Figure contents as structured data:

# # #

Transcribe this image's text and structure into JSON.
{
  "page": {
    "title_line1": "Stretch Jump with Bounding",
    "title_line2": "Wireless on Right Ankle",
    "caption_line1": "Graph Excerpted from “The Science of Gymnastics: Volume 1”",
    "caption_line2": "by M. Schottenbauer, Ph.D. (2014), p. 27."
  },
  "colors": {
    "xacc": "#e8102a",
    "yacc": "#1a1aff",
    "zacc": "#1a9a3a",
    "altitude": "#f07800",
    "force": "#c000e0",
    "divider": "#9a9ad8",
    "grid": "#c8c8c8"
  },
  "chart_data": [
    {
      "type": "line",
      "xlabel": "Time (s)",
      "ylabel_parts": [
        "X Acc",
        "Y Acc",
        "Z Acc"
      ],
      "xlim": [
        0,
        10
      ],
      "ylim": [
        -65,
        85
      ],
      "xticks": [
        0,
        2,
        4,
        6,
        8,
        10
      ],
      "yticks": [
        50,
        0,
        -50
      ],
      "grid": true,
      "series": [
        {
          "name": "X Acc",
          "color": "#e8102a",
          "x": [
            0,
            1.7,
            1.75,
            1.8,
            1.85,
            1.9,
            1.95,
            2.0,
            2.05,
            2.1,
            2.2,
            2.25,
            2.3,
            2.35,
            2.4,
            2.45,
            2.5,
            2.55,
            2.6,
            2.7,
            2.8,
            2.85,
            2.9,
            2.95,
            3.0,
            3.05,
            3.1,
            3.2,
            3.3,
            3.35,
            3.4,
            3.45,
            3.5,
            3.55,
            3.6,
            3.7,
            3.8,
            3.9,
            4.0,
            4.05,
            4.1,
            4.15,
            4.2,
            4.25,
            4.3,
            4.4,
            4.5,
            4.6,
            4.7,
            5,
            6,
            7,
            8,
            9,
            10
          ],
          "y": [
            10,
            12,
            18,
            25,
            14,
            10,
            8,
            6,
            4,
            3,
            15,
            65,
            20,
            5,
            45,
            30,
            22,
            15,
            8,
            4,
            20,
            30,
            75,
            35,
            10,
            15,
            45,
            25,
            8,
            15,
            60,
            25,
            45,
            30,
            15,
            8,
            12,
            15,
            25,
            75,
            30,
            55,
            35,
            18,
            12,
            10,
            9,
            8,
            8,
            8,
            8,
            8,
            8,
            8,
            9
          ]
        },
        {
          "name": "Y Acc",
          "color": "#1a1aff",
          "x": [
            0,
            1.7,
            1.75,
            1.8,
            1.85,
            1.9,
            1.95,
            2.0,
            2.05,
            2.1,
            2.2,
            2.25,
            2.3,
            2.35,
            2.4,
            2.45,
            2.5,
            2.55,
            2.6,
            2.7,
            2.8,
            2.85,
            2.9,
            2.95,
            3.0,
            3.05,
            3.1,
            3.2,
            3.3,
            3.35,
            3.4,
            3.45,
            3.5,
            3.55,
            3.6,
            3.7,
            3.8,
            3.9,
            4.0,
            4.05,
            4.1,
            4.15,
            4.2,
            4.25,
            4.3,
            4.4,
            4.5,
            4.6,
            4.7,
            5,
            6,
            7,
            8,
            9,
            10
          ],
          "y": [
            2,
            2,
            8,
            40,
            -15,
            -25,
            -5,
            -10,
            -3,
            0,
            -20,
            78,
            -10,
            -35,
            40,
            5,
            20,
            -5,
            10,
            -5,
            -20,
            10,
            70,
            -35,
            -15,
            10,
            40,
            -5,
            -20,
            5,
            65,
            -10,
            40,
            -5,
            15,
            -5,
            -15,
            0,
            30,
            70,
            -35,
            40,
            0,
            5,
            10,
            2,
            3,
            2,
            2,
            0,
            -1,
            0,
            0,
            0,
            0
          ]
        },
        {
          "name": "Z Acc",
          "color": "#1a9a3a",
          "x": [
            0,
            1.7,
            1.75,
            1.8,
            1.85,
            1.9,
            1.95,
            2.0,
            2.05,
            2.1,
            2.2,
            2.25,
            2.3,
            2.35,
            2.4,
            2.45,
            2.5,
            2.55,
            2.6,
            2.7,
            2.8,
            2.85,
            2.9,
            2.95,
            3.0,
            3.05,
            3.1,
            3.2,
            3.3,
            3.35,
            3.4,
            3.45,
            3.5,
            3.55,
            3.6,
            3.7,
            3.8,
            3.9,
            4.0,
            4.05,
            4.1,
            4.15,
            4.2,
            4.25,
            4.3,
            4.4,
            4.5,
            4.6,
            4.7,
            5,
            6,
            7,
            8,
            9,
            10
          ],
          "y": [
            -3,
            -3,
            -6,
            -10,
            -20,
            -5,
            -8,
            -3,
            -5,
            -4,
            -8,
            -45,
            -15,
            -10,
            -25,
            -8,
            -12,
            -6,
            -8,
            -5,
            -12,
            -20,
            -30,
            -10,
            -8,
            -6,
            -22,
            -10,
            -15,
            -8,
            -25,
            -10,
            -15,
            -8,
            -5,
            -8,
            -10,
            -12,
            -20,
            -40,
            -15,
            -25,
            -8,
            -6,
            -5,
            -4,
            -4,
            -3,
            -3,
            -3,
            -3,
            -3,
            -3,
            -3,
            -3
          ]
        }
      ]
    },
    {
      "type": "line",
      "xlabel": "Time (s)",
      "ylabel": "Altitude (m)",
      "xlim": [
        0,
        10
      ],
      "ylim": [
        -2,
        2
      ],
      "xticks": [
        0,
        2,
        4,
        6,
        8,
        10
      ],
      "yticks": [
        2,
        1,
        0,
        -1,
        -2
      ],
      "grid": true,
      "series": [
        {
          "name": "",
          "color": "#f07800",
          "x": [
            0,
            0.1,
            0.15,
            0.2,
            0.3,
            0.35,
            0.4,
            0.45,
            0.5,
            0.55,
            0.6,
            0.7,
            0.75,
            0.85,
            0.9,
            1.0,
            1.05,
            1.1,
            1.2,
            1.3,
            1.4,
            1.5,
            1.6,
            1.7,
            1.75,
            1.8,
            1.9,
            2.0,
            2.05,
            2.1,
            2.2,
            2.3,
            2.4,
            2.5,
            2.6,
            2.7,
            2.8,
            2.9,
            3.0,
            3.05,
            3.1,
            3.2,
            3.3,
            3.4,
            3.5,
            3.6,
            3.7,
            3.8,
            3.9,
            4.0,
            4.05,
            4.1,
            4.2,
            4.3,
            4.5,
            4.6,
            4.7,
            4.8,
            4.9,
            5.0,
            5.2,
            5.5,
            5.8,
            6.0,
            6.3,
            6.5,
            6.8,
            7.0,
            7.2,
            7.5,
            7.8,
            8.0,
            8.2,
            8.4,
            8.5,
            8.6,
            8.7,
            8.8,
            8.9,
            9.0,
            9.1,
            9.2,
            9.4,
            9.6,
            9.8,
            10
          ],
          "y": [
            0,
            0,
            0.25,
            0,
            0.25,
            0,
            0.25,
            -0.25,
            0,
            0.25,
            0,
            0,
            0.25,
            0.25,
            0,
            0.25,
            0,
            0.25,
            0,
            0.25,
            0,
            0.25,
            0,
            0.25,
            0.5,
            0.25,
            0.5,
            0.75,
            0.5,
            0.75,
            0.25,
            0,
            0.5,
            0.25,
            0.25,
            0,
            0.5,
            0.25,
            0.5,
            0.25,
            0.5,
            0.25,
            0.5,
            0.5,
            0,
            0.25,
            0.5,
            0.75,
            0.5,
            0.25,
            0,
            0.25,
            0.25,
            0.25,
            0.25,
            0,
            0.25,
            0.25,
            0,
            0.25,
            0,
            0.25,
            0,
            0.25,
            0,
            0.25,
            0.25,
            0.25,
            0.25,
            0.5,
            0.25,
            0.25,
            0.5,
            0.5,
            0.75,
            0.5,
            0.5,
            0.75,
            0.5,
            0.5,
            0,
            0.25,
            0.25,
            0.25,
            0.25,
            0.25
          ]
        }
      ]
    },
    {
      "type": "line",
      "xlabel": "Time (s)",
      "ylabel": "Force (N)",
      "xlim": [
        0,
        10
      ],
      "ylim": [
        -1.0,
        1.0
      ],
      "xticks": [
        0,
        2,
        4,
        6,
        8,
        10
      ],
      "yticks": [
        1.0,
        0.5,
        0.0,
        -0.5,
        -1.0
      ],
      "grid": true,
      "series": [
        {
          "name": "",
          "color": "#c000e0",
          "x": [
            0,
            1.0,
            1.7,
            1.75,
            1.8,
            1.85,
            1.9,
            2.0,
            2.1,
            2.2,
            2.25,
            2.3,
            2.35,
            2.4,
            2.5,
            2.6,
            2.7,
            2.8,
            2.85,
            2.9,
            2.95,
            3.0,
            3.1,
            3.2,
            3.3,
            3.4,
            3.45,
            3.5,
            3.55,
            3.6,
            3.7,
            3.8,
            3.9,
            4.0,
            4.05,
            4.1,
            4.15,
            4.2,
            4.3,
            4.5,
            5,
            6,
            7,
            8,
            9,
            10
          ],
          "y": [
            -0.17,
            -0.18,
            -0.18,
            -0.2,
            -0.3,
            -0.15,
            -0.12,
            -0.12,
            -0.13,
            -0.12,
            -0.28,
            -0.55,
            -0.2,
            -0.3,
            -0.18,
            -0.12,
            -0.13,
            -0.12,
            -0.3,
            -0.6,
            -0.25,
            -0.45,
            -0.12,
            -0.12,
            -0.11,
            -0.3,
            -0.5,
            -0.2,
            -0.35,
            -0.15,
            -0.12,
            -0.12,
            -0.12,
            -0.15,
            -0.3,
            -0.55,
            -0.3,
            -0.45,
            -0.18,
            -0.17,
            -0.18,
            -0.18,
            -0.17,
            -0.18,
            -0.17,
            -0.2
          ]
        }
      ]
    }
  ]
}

# # #

◆ DIRECTIONS FOR THIS TASK: Gather each line in these records that contains the string "name".

◆ EXPECTED OUTPUT:
          "name": "X Acc",
          "name": "Y Acc",
          "name": "Z Acc",
          "name": "",
          "name": "",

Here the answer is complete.